**Supplied data:**
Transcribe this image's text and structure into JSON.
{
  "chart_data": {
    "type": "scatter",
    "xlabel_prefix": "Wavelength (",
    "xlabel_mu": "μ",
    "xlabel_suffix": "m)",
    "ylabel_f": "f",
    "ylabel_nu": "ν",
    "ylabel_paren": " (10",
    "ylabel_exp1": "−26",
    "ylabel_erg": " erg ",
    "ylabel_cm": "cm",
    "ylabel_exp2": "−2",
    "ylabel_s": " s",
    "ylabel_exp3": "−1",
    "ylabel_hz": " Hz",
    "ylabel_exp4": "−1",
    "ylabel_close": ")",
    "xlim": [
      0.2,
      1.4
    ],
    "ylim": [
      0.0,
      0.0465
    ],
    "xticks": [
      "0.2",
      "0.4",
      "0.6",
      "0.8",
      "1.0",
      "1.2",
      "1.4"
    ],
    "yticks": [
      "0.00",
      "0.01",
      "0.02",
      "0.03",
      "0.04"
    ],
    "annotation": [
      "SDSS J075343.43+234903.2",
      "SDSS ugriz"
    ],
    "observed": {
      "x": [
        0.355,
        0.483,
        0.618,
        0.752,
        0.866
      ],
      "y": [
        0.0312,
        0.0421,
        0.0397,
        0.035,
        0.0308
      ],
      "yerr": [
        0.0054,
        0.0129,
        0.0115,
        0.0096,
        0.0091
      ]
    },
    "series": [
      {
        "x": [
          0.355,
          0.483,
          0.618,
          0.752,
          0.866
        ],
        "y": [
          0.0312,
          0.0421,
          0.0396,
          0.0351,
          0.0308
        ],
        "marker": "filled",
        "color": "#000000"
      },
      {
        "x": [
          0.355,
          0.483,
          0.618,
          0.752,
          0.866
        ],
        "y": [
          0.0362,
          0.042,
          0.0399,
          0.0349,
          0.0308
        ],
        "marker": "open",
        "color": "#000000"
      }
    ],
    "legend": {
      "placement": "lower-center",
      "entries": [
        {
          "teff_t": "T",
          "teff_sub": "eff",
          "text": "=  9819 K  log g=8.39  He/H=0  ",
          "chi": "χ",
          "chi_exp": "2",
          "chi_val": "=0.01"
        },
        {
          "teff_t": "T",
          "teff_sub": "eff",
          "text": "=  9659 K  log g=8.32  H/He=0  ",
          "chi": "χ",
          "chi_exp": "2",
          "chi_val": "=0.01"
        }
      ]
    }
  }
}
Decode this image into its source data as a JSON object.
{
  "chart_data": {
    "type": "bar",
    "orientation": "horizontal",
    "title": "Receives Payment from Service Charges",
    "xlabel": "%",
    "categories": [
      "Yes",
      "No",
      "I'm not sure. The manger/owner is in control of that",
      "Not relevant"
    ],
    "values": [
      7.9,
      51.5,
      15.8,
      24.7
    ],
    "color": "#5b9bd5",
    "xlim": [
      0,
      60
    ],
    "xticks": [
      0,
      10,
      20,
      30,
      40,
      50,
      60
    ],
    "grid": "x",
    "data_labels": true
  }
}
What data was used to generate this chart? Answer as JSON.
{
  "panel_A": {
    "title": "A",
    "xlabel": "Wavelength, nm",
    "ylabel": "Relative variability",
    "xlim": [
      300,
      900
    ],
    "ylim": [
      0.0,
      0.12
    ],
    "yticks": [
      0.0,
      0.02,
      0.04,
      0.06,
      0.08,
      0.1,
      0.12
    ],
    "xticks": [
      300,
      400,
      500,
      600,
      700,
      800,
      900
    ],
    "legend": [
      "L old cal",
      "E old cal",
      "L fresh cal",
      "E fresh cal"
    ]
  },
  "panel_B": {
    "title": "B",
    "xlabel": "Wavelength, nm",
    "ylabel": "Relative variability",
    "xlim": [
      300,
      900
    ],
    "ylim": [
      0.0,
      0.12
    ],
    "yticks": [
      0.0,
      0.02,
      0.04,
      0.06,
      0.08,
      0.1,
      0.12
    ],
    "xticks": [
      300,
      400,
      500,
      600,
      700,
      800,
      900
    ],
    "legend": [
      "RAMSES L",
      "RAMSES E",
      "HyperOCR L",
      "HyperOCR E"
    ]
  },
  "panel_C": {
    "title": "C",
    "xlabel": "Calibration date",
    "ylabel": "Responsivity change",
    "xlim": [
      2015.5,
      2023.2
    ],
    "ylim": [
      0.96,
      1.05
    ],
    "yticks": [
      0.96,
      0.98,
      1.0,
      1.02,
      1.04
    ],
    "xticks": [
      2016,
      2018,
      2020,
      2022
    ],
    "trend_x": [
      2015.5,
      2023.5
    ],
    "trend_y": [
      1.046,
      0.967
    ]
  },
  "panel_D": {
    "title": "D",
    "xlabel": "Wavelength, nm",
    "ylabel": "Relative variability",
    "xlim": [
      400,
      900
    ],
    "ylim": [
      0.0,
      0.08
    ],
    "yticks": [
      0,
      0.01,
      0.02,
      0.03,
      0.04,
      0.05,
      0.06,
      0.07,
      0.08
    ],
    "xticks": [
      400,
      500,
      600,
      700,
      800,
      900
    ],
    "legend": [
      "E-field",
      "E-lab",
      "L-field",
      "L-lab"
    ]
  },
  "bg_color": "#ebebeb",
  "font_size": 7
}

**Directions:**
Print again each line of the listing above, exactly as it appears.

**Response:**
Transcribe this image's text and structure into JSON.
{
  "chart_data": {
    "type": "scatter",
    "xlabel_prefix": "Wavelength (",
    "xlabel_mu": "μ",
    "xlabel_suffix": "m)",
    "ylabel_f": "f",
    "ylabel_nu": "ν",
    "ylabel_paren": " (10",
    "ylabel_exp1": "−26",
    "ylabel_erg": " erg ",
    "ylabel_cm": "cm",
    "ylabel_exp2": "−2",
    "ylabel_s": " s",
    "ylabel_exp3": "−1",
    "ylabel_hz": " Hz",
    "ylabel_exp4": "−1",
    "ylabel_close": ")",
    "xlim": [
      0.2,
      1.4
    ],
    "ylim": [
      0.0,
      0.0465
    ],
    "xticks": [
      "0.2",
      "0.4",
      "0.6",
      "0.8",
      "1.0",
      "1.2",
      "1.4"
    ],
    "yticks": [
      "0.00",
      "0.01",
      "0.02",
      "0.03",
      "0.04"
    ],
    "annotation": [
      "SDSS J075343.43+234903.2",
      "SDSS ugriz"
    ],
    "observed": {
      "x": [
        0.355,
        0.483,
        0.618,
        0.752,
        0.866
      ],
      "y": [
        0.0312,
        0.0421,
        0.0397,
        0.035,
        0.0308
      ],
      "yerr": [
        0.0054,
        0.0129,
        0.0115,
        0.0096,
        0.0091
      ]
    },
    "series": [
      {
        "x": [
          0.355,
          0.483,
          0.618,
          0.752,
          0.866
        ],
        "y": [
          0.0312,
          0.0421,
          0.0396,
          0.0351,
          0.0308
        ],
        "marker": "filled",
        "color": "#000000"
      },
      {
        "x": [
          0.355,
          0.483,
          0.618,
          0.752,
          0.866
        ],
        "y": [
          0.0362,
          0.042,
          0.0399,
          0.0349,
          0.0308
        ],
        "marker": "open",
        "color": "#000000"
      }
    ],
    "legend": {
      "placement": "lower-center",
      "entries": [
        {
          "teff_t": "T",
          "teff_sub": "eff",
          "text": "=  9819 K  log g=8.39  He/H=0  ",
          "chi": "χ",
          "chi_exp": "2",
          "chi_val": "=0.01"
        },
        {
          "teff_t": "T",
          "teff_sub": "eff",
          "text": "=  9659 K  log g=8.32  H/He=0  ",
          "chi": "χ",
          "chi_exp": "2",
          "chi_val": "=0.01"
        }
      ]
    }
  }
}
Decode this image into its source data as a JSON object.
{
  "chart_data": {
    "type": "bar",
    "orientation": "horizontal",
    "title": "Receives Payment from Service Charges",
    "xlabel": "%",
    "categories": [
      "Yes",
      "No",
      "I'm not sure. The manger/owner is in control of that",
      "Not relevant"
    ],
    "values": [
      7.9,
      51.5,
      15.8,
      24.7
    ],
    "color": "#5b9bd5",
    "xlim": [
      0,
      60
    ],
    "xticks": [
      0,
      10,
      20,
      30,
      40,
      50,
      60
    ],
    "grid": "x",
    "data_labels": true
  }
}
What data was used to generate this chart? Answer as JSON.
{
  "panel_A": {
    "title": "A",
    "xlabel": "Wavelength, nm",
    "ylabel": "Relative variability",
    "xlim": [
      300,
      900
    ],
    "ylim": [
      0.0,
      0.12
    ],
    "yticks": [
      0.0,
      0.02,
      0.04,
      0.06,
      0.08,
      0.1,
      0.12
    ],
    "xticks": [
      300,
      400,
      500,
      600,
      700,
      800,
      900
    ],
    "legend": [
      "L old cal",
      "E old cal",
      "L fresh cal",
      "E fresh cal"
    ]
  },
  "panel_B": {
    "title": "B",
    "xlabel": "Wavelength, nm",
    "ylabel": "Relative variability",
    "xlim": [
      300,
      900
    ],
    "ylim": [
      0.0,
      0.12
    ],
    "yticks": [
      0.0,
      0.02,
      0.04,
      0.06,
      0.08,
      0.1,
      0.12
    ],
    "xticks": [
      300,
      400,
      500,
      600,
      700,
      800,
      900
    ],
    "legend": [
      "RAMSES L",
      "RAMSES E",
      "HyperOCR L",
      "HyperOCR E"
    ]
  },
  "panel_C": {
    "title": "C",
    "xlabel": "Calibration date",
    "ylabel": "Responsivity change",
    "xlim": [
      2015.5,
      2023.2
    ],
    "ylim": [
      0.96,
      1.05
    ],
    "yticks": [
      0.96,
      0.98,
      1.0,
      1.02,
      1.04
    ],
    "xticks": [
      2016,
      2018,
      2020,
      2022
    ],
    "trend_x": [
      2015.5,
      2023.5
    ],
    "trend_y": [
      1.046,
      0.967
    ]
  },
  "panel_D": {
    "title": "D",
    "xlabel": "Wavelength, nm",
    "ylabel": "Relative variability",
    "xlim": [
      400,
      900
    ],
    "ylim": [
      0.0,
      0.08
    ],
    "yticks": [
      0,
      0.01,
      0.02,
      0.03,
      0.04,
      0.05,
      0.06,
      0.07,
      0.08
    ],
    "xticks": [
      400,
      500,
      600,
      700,
      800,
      900
    ],
    "legend": [
      "E-field",
      "E-lab",
      "L-field",
      "L-lab"
    ]
  },
  "bg_color": "#ebebeb",
  "font_size": 7
}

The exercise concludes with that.